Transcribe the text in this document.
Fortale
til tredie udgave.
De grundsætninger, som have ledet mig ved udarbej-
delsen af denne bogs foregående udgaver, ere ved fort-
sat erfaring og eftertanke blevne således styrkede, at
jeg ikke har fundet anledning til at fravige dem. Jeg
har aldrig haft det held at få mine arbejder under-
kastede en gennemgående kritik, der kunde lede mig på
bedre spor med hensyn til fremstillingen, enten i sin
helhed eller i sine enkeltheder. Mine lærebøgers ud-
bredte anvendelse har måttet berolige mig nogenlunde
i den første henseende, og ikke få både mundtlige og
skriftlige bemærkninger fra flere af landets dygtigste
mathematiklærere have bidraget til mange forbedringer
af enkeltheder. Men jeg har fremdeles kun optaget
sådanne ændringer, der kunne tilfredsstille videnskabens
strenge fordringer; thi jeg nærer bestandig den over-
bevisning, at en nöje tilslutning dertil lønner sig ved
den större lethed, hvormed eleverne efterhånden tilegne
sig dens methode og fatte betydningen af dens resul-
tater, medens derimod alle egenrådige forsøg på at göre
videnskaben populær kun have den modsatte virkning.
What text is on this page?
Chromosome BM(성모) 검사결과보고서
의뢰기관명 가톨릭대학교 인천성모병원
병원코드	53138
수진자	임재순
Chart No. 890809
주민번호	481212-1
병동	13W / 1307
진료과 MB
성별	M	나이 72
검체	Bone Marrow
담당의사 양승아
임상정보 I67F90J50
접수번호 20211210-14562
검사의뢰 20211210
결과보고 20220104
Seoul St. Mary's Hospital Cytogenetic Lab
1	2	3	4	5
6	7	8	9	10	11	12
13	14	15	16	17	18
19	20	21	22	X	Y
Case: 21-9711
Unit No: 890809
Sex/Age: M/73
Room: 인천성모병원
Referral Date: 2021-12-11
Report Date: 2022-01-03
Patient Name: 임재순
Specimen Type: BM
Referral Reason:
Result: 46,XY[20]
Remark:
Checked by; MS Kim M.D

+++++

_Your task_.
Set down, word for word, only the lines running from the line with "What text is on this page?" to the last line of the listing above. Both of those lines belong in your answer.

_Result of this exercise_.
What text is on this page?
Chromosome BM(성모) 검사결과보고서
의뢰기관명 가톨릭대학교 인천성모병원
병원코드	53138
수진자	임재순
Chart No. 890809
주민번호	481212-1
병동	13W / 1307
진료과 MB
성별	M	나이 72
검체	Bone Marrow
담당의사 양승아
임상정보 I67F90J50
접수번호 20211210-14562
검사의뢰 20211210
결과보고 20220104
Seoul St. Mary's Hospital Cytogenetic Lab
1	2	3	4	5
6	7	8	9	10	11	12
13	14	15	16	17	18
19	20	21	22	X	Y
Case: 21-9711
Unit No: 890809
Sex/Age: M/73
Room: 인천성모병원
Referral Date: 2021-12-11
Report Date: 2022-01-03
Patient Name: 임재순
Specimen Type: BM
Referral Reason:
Result: 46,XY[20]
Remark:
Checked by; MS Kim M.D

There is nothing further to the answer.